Provide the number of lines where the word "none" occurs, and no other text.

** START OF Records for processing **

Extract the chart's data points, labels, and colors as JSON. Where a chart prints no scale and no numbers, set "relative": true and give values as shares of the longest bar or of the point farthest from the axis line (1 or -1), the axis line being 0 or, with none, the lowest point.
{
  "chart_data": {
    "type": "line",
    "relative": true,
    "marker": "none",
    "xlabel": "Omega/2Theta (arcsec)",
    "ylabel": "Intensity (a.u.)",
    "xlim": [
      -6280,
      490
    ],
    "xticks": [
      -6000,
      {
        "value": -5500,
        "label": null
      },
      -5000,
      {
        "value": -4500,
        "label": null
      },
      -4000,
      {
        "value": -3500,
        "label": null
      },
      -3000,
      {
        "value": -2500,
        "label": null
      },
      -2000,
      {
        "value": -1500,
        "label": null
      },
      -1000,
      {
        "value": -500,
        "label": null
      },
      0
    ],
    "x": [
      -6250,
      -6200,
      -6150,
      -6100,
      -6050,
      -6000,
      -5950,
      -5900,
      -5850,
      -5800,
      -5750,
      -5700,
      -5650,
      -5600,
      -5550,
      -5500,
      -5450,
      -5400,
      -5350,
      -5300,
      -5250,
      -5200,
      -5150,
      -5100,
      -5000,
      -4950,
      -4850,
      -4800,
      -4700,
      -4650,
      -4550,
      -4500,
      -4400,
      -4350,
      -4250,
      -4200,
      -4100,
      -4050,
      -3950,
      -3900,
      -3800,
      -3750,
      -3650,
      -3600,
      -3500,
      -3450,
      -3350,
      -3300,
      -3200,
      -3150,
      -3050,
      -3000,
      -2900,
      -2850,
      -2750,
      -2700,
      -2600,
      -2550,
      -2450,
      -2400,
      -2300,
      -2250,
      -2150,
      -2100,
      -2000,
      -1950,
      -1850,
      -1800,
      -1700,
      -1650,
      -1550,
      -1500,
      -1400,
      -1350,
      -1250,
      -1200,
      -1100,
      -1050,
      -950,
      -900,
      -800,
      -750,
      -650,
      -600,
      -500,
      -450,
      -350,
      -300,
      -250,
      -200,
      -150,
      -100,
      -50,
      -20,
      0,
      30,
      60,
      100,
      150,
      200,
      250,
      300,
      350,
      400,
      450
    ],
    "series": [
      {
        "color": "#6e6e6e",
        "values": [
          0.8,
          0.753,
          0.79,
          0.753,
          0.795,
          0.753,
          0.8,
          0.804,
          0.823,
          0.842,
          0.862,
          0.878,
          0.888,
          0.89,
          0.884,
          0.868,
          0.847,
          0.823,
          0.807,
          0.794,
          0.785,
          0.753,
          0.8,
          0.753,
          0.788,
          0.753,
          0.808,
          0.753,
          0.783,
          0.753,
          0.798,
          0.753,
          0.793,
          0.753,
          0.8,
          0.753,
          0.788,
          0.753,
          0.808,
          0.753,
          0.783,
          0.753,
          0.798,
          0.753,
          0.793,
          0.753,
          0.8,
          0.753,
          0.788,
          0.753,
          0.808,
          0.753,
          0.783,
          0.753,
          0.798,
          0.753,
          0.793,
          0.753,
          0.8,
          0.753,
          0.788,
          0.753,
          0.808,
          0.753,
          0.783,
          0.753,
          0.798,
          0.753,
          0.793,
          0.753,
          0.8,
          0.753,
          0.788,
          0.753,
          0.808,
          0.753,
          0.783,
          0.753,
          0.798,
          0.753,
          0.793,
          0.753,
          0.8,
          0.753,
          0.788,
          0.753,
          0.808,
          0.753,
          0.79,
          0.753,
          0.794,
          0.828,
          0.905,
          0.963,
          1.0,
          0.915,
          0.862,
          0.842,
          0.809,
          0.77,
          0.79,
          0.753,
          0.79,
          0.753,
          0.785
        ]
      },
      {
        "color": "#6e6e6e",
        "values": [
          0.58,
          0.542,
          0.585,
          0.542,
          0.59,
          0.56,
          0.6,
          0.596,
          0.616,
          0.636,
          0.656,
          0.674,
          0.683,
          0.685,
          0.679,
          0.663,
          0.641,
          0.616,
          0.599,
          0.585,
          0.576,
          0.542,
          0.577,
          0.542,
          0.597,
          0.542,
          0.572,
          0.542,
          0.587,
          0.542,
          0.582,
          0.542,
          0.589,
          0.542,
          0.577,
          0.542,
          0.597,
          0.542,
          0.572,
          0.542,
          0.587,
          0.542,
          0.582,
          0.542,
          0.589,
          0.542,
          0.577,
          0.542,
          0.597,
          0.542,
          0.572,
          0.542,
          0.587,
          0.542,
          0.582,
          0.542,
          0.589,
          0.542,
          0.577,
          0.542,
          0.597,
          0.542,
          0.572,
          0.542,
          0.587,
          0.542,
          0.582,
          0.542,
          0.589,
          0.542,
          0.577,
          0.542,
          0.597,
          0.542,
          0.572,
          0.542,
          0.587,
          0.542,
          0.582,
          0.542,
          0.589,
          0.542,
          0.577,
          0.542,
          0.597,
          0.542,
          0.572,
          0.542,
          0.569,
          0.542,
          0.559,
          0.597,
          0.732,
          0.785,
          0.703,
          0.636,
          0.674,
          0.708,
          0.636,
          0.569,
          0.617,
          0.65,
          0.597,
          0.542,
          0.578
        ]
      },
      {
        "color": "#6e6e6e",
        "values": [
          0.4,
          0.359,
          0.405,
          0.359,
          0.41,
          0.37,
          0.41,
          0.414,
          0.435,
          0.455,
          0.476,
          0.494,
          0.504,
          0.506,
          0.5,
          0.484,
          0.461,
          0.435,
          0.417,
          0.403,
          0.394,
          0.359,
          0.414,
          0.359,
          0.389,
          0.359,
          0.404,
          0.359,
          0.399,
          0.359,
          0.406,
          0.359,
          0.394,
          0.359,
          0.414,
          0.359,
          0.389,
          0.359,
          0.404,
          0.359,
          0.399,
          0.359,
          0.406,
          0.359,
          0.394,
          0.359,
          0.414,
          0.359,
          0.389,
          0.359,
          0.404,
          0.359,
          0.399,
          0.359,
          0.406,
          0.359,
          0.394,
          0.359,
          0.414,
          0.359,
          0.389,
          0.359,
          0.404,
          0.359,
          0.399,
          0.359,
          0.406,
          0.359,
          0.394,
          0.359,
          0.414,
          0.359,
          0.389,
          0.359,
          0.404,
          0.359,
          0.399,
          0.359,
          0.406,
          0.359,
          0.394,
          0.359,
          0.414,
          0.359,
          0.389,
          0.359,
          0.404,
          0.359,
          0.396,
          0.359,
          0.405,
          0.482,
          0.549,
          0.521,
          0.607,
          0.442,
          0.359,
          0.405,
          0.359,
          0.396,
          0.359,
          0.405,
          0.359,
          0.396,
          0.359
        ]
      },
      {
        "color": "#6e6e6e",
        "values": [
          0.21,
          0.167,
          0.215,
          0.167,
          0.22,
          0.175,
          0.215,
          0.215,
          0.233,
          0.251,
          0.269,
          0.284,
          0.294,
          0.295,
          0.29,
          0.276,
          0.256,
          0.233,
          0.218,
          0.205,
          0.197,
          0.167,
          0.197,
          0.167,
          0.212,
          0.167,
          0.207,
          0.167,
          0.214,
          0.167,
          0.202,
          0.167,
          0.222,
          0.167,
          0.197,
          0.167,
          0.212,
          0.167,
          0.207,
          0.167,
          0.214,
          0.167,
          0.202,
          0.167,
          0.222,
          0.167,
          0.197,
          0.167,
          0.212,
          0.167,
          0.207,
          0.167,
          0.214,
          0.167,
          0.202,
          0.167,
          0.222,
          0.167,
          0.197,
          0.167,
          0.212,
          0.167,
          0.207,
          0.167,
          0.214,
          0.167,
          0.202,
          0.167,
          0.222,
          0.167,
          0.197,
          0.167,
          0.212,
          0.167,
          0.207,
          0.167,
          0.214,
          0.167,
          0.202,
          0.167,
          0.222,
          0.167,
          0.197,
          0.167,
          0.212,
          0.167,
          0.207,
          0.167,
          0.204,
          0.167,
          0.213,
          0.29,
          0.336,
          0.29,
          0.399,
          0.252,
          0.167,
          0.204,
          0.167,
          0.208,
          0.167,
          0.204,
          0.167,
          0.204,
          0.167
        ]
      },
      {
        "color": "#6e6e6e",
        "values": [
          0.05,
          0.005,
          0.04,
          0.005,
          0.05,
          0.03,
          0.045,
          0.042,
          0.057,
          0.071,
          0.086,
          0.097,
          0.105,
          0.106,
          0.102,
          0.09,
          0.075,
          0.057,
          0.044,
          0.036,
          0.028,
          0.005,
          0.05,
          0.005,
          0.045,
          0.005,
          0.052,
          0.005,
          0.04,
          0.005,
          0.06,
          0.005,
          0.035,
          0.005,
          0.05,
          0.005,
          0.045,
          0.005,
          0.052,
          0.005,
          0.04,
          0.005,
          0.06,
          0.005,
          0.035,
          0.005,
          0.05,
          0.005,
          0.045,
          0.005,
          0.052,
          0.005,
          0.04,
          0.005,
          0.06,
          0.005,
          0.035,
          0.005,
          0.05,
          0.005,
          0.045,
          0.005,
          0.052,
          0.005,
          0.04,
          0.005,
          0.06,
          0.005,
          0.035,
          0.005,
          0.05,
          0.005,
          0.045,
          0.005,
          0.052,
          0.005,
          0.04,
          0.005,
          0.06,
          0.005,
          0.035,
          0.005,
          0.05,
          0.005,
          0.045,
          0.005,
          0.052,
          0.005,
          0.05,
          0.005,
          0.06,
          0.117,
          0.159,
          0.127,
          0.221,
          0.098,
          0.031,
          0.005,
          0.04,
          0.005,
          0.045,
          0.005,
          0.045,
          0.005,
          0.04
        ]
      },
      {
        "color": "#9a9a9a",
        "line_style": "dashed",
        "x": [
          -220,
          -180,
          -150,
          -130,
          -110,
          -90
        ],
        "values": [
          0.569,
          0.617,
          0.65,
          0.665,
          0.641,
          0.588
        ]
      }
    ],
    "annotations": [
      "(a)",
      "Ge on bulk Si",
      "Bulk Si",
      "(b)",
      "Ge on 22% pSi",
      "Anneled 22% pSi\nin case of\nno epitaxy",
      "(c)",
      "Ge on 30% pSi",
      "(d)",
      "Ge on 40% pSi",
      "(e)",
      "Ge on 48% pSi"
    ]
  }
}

** END OF Records for processing **

=== Answer to the task ===
2